- **WHAT NEEDS TO BE DONE**: Check every line below for the word "Guangzhou" and show those that hold it.

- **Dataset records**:
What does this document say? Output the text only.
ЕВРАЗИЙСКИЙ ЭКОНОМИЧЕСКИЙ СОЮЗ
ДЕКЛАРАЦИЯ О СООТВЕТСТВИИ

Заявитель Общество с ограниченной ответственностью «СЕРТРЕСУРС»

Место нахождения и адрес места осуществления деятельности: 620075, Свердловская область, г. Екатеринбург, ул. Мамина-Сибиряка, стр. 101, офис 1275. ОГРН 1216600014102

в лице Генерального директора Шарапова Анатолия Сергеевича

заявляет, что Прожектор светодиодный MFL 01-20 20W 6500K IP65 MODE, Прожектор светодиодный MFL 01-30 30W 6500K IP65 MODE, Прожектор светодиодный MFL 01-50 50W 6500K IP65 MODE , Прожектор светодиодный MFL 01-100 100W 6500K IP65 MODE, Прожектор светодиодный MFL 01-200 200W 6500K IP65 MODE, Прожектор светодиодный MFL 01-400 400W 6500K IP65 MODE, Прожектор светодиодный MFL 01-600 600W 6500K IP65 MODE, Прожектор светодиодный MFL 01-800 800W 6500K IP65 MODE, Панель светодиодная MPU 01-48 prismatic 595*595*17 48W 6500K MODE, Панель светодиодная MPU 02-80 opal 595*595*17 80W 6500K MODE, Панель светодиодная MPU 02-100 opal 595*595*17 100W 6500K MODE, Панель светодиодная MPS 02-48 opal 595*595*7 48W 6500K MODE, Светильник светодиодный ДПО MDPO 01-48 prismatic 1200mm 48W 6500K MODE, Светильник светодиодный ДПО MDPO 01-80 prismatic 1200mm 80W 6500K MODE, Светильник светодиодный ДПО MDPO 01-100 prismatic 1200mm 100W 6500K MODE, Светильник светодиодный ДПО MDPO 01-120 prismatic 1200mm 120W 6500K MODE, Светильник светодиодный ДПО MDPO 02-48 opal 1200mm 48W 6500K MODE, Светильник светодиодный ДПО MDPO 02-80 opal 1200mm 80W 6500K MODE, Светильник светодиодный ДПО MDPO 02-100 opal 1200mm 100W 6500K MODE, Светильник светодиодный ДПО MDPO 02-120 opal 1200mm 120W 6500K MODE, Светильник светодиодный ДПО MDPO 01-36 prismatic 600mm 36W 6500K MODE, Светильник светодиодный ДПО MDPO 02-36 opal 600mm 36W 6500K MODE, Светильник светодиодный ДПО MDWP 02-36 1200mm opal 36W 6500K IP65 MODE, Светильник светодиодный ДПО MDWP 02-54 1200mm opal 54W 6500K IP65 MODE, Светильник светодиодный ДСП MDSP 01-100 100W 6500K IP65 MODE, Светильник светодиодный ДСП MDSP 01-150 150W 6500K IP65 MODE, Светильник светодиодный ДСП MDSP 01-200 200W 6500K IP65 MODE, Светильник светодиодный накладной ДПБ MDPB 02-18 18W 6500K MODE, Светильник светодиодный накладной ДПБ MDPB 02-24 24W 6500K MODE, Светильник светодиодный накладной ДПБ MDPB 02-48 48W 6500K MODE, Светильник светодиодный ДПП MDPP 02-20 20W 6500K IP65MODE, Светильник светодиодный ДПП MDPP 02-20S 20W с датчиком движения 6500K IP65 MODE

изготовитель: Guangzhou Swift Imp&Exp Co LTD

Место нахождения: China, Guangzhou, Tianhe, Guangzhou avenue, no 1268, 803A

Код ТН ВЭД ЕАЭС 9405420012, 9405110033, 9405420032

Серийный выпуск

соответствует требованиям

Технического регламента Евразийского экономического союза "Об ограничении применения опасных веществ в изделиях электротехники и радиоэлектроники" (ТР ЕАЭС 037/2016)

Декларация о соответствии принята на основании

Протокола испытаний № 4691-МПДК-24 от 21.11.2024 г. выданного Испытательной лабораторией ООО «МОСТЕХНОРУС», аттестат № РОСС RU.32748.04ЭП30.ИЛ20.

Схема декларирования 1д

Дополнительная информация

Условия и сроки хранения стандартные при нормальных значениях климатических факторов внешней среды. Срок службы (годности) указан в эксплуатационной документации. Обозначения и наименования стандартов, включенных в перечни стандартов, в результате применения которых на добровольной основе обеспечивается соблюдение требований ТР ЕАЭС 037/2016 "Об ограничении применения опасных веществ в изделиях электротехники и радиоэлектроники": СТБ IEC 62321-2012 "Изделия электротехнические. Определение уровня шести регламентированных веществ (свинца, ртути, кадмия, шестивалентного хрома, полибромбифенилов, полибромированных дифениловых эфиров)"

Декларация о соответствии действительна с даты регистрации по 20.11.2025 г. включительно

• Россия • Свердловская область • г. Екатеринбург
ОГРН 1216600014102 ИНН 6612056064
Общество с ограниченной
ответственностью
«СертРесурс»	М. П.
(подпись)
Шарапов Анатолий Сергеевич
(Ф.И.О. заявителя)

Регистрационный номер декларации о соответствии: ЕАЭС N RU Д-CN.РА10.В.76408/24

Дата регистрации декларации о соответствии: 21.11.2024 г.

- **ANSWER FOR THIS EXERCISE**:
изготовитель: Guangzhou Swift Imp&Exp Co LTD
Место нахождения: China, Guangzhou, Tianhe, Guangzhou avenue, no 1268, 803A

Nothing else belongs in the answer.